• Your task
Go through the entries below and print each one exactly, leaving out pictures.

• Dataset records

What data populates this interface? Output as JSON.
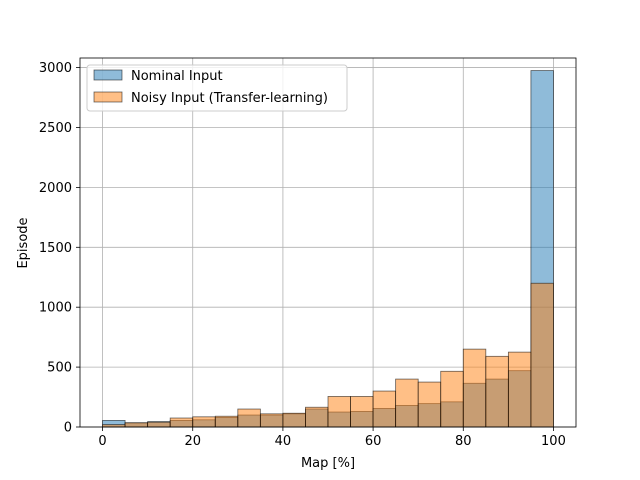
{
  "chart_data": {
    "type": "bar",
    "xlabel": "Map [%]",
    "ylabel": "Episode",
    "xlim": [
      -5,
      105
    ],
    "ylim": [
      0,
      3080
    ],
    "xticks": [
      0,
      20,
      40,
      60,
      80,
      100
    ],
    "yticks": [
      0,
      500,
      1000,
      1500,
      2000,
      2500,
      3000
    ],
    "grid": true,
    "legend_position": "top-left",
    "bin_edges": [
      0,
      5,
      10,
      15,
      20,
      25,
      30,
      35,
      40,
      45,
      50,
      55,
      60,
      65,
      70,
      75,
      80,
      85,
      90,
      95,
      100
    ],
    "series": [
      {
        "name": "Nominal Input",
        "color": "#1f77b4",
        "values": [
          55,
          35,
          45,
          55,
          60,
          80,
          100,
          100,
          110,
          150,
          125,
          130,
          155,
          180,
          195,
          210,
          365,
          400,
          470,
          2975
        ]
      },
      {
        "name": "Noisy Input (Transfer-learning)",
        "color": "#ff7f0e",
        "values": [
          20,
          35,
          40,
          75,
          85,
          90,
          150,
          110,
          115,
          165,
          255,
          255,
          300,
          400,
          375,
          465,
          650,
          590,
          625,
          1200
        ]
      }
    ]
  }
}
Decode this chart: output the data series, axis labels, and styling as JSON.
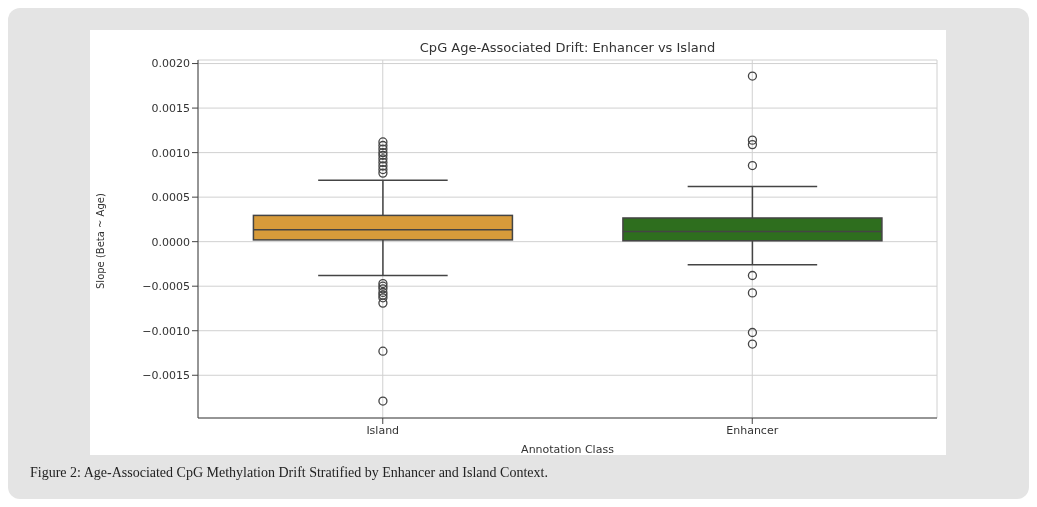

• Solved exercise
What data populates this interface? Output as JSON.
{
  "chart_data": {
    "type": "bar",
    "xlabel": "Map [%]",
    "ylabel": "Episode",
    "xlim": [
      -5,
      105
    ],
    "ylim": [
      0,
      3080
    ],
    "xticks": [
      0,
      20,
      40,
      60,
      80,
      100
    ],
    "yticks": [
      0,
      500,
      1000,
      1500,
      2000,
      2500,
      3000
    ],
    "grid": true,
    "legend_position": "top-left",
    "bin_edges": [
      0,
      5,
      10,
      15,
      20,
      25,
      30,
      35,
      40,
      45,
      50,
      55,
      60,
      65,
      70,
      75,
      80,
      85,
      90,
      95,
      100
    ],
    "series": [
      {
        "name": "Nominal Input",
        "color": "#1f77b4",
        "values": [
          55,
          35,
          45,
          55,
          60,
          80,
          100,
          100,
          110,
          150,
          125,
          130,
          155,
          180,
          195,
          210,
          365,
          400,
          470,
          2975
        ]
      },
      {
        "name": "Noisy Input (Transfer-learning)",
        "color": "#ff7f0e",
        "values": [
          20,
          35,
          40,
          75,
          85,
          90,
          150,
          110,
          115,
          165,
          255,
          255,
          300,
          400,
          375,
          465,
          650,
          590,
          625,
          1200
        ]
      }
    ]
  }
}
Decode this chart: output the data series, axis labels, and styling as JSON.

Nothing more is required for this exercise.